TASK DESCRIPTION: The response must be a precise copy of the records that follow.

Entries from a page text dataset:
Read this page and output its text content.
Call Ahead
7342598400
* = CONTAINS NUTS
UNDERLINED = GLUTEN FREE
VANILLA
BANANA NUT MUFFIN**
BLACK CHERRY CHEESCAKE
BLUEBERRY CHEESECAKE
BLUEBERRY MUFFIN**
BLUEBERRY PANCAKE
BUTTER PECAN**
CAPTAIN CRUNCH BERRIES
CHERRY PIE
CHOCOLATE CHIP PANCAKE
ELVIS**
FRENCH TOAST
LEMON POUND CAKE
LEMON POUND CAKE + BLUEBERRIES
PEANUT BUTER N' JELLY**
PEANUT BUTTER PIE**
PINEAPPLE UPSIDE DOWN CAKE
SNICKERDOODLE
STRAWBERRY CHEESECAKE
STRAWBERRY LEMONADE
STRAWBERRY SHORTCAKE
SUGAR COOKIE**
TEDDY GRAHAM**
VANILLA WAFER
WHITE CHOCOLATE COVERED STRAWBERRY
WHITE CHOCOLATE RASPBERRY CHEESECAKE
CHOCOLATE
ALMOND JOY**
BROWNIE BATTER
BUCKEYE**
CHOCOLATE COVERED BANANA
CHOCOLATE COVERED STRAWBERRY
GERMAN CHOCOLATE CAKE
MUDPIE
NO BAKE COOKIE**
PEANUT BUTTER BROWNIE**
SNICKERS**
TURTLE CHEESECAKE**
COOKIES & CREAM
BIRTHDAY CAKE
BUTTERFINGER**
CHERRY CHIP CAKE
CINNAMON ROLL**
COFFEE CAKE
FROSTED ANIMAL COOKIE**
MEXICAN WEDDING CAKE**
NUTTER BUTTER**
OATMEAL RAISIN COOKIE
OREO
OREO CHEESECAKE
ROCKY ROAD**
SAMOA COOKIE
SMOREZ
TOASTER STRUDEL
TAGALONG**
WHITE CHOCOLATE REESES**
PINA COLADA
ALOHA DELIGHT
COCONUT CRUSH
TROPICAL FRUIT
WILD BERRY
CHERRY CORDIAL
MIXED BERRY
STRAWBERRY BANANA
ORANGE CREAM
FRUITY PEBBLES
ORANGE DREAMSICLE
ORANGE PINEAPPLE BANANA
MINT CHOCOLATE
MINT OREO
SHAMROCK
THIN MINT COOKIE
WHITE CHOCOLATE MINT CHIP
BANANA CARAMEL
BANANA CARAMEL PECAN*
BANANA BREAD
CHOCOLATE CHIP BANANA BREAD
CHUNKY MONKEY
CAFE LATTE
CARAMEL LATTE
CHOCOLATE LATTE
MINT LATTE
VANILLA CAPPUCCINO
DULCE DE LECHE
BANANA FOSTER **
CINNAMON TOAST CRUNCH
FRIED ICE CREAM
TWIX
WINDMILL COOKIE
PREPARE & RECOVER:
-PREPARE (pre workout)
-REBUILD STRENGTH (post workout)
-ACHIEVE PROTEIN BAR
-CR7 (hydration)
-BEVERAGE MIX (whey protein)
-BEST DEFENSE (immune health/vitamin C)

ANSWER FOR THE TASK:
Read this page and output its text content.
Call Ahead
7342598400
* = CONTAINS NUTS
UNDERLINED = GLUTEN FREE
VANILLA
BANANA NUT MUFFIN**
BLACK CHERRY CHEESCAKE
BLUEBERRY CHEESECAKE
BLUEBERRY MUFFIN**
BLUEBERRY PANCAKE
BUTTER PECAN**
CAPTAIN CRUNCH BERRIES
CHERRY PIE
CHOCOLATE CHIP PANCAKE
ELVIS**
FRENCH TOAST
LEMON POUND CAKE
LEMON POUND CAKE + BLUEBERRIES
PEANUT BUTER N' JELLY**
PEANUT BUTTER PIE**
PINEAPPLE UPSIDE DOWN CAKE
SNICKERDOODLE
STRAWBERRY CHEESECAKE
STRAWBERRY LEMONADE
STRAWBERRY SHORTCAKE
SUGAR COOKIE**
TEDDY GRAHAM**
VANILLA WAFER
WHITE CHOCOLATE COVERED STRAWBERRY
WHITE CHOCOLATE RASPBERRY CHEESECAKE
CHOCOLATE
ALMOND JOY**
BROWNIE BATTER
BUCKEYE**
CHOCOLATE COVERED BANANA
CHOCOLATE COVERED STRAWBERRY
GERMAN CHOCOLATE CAKE
MUDPIE
NO BAKE COOKIE**
PEANUT BUTTER BROWNIE**
SNICKERS**
TURTLE CHEESECAKE**
COOKIES & CREAM
BIRTHDAY CAKE
BUTTERFINGER**
CHERRY CHIP CAKE
CINNAMON ROLL**
COFFEE CAKE
FROSTED ANIMAL COOKIE**
MEXICAN WEDDING CAKE**
NUTTER BUTTER**
OATMEAL RAISIN COOKIE
OREO
OREO CHEESECAKE
ROCKY ROAD**
SAMOA COOKIE
SMOREZ
TOASTER STRUDEL
TAGALONG**
WHITE CHOCOLATE REESES**
PINA COLADA
ALOHA DELIGHT
COCONUT CRUSH
TROPICAL FRUIT
WILD BERRY
CHERRY CORDIAL
MIXED BERRY
STRAWBERRY BANANA
ORANGE CREAM
FRUITY PEBBLES
ORANGE DREAMSICLE
ORANGE PINEAPPLE BANANA
MINT CHOCOLATE
MINT OREO
SHAMROCK
THIN MINT COOKIE
WHITE CHOCOLATE MINT CHIP
BANANA CARAMEL
BANANA CARAMEL PECAN*
BANANA BREAD
CHOCOLATE CHIP BANANA BREAD
CHUNKY MONKEY
CAFE LATTE
CARAMEL LATTE
CHOCOLATE LATTE
MINT LATTE
VANILLA CAPPUCCINO
DULCE DE LECHE
BANANA FOSTER **
CINNAMON TOAST CRUNCH
FRIED ICE CREAM
TWIX
WINDMILL COOKIE
PREPARE & RECOVER:
-PREPARE (pre workout)
-REBUILD STRENGTH (post workout)
-ACHIEVE PROTEIN BAR
-CR7 (hydration)
-BEVERAGE MIX (whey protein)
-BEST DEFENSE (immune health/vitamin C)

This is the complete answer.